◆ **Given records**

(begin)

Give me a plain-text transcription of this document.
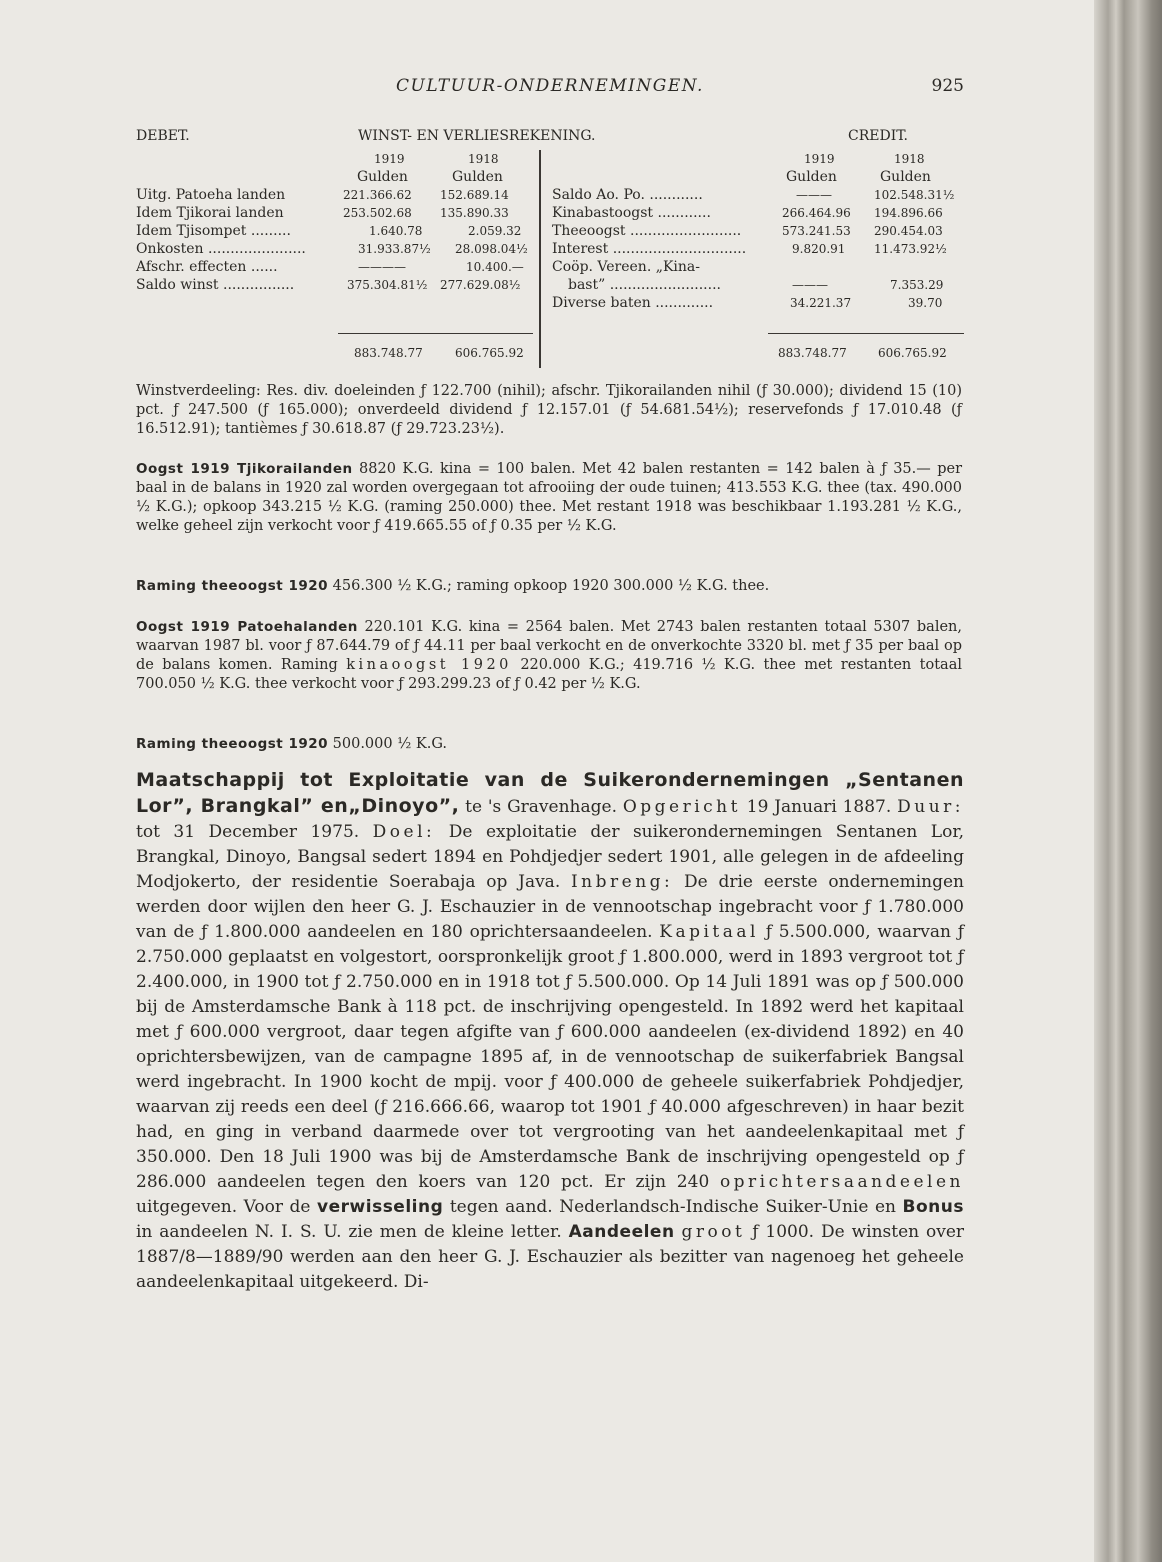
CULTUUR-ONDERNEMINGEN.	925
DEBET.	WINST- EN VERLIESREKENING.	CREDIT.
1919	1918	1919	1918
Gulden	Gulden	Gulden	Gulden
Uitg. Patoeha landen	221.366.62 152.689.14
Idem Tjikorai landen	253.502.68 135.890.33
Idem Tjisompet .........	1.640.78	2.059.32
Onkosten ......................	31.933.87½ 28.098.04½
Afschr. effecten ......	————	10.400.—
Saldo winst ................	375.304.81½ 277.629.08½
Saldo Ao. Po. ............	———	102.548.31½
Kinabastoogst ............	266.464.96 194.896.66
Theeoogst .........................	573.241.53 290.454.03
Interest ..............................	9.820.91 11.473.92½
Coöp. Vereen. „Kina-
bast” .........................	———	7.353.29
Diverse baten .............	34.221.37	39.70
883.748.77	606.765.92	883.748.77	606.765.92

Winstverdeeling: Res. div. doeleinden ƒ 122.700 (nihil); afschr. Tjikorailanden nihil (ƒ 30.000); dividend 15 (10) pct. ƒ 247.500 (ƒ 165.000); onverdeeld dividend ƒ 12.157.01 (ƒ 54.681.54½); reservefonds ƒ 17.010.48 (ƒ 16.512.91); tantièmes ƒ 30.618.87 (ƒ 29.723.23½).

Oogst 1919 Tjikorailanden 8820 K.G. kina = 100 balen. Met 42 balen restanten = 142 balen à ƒ 35.— per baal in de balans in 1920 zal worden overgegaan tot afrooiing der oude tuinen; 413.553 K.G. thee (tax. 490.000 ½ K.G.); opkoop 343.215 ½ K.G. (raming 250.000) thee. Met restant 1918 was beschikbaar 1.193.281 ½ K.G., welke geheel zijn verkocht voor ƒ 419.665.55 of ƒ 0.35 per ½ K.G.

Raming theeoogst 1920 456.300 ½ K.G.; raming opkoop 1920 300.000 ½ K.G. thee.

Oogst 1919 Patoehalanden 220.101 K.G. kina = 2564 balen. Met 2743 balen restanten totaal 5307 balen, waarvan 1987 bl. voor ƒ 87.644.79 of ƒ 44.11 per baal verkocht en de onverkochte 3320 bl. met ƒ 35 per baal op de balans komen. Raming kinaoogst 1920 220.000 K.G.; 419.716 ½ K.G. thee met restanten totaal 700.050 ½ K.G. thee verkocht voor ƒ 293.299.23 of ƒ 0.42 per ½ K.G.

Raming theeoogst 1920 500.000 ½ K.G.

Maatschappij tot Exploitatie van de Suikerondernemingen „Sentanen Lor”, Brangkal” en„Dinoyo”, te 's Gravenhage. Opgericht 19 Januari 1887. Duur: tot 31 December 1975. Doel: De exploitatie der suikerondernemingen Sentanen Lor, Brangkal, Dinoyo, Bangsal sedert 1894 en Pohdjedjer sedert 1901, alle gelegen in de afdeeling Modjokerto, der residentie Soerabaja op Java. Inbreng: De drie eerste ondernemingen werden door wijlen den heer G. J. Eschauzier in de vennootschap ingebracht voor ƒ 1.780.000 van de ƒ 1.800.000 aandeelen en 180 oprichtersaandeelen. Kapitaal ƒ 5.500.000, waarvan ƒ 2.750.000 geplaatst en volgestort, oorspronkelijk groot ƒ 1.800.000, werd in 1893 vergroot tot ƒ 2.400.000, in 1900 tot ƒ 2.750.000 en in 1918 tot ƒ 5.500.000. Op 14 Juli 1891 was op ƒ 500.000 bij de Amsterdamsche Bank à 118 pct. de inschrijving opengesteld. In 1892 werd het kapitaal met ƒ 600.000 vergroot, daar tegen afgifte van ƒ 600.000 aandeelen (ex-dividend 1892) en 40 oprichtersbewijzen, van de campagne 1895 af, in de vennootschap de suikerfabriek Bangsal werd ingebracht. In 1900 kocht de mpij. voor ƒ 400.000 de geheele suikerfabriek Pohdjedjer, waarvan zij reeds een deel (ƒ 216.666.66, waarop tot 1901 ƒ 40.000 afgeschreven) in haar bezit had, en ging in verband daarmede over tot vergrooting van het aandeelenkapitaal met ƒ 350.000. Den 18 Juli 1900 was bij de Amsterdamsche Bank de inschrijving opengesteld op ƒ 286.000 aandeelen tegen den koers van 120 pct. Er zijn 240 oprichtersaandeelen uitgegeven. Voor de verwisseling tegen aand. Nederlandsch-Indische Suiker-Unie en Bonus in aandeelen N. I. S. U. zie men de kleine letter. Aandeelen groot ƒ 1000. De winsten over 1887/8—1889/90 werden aan den heer G. J. Eschauzier als bezitter van nagenoeg het geheele aandeelenkapitaal uitgekeerd. Di-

(end)

◆ **Written problem**
Return a copy of every line that includes the word "Saldo".

◆ **Result for this exercise**
Saldo winst ................	375.304.81½ 277.629.08½
Saldo Ao. Po. ............	———	102.548.31½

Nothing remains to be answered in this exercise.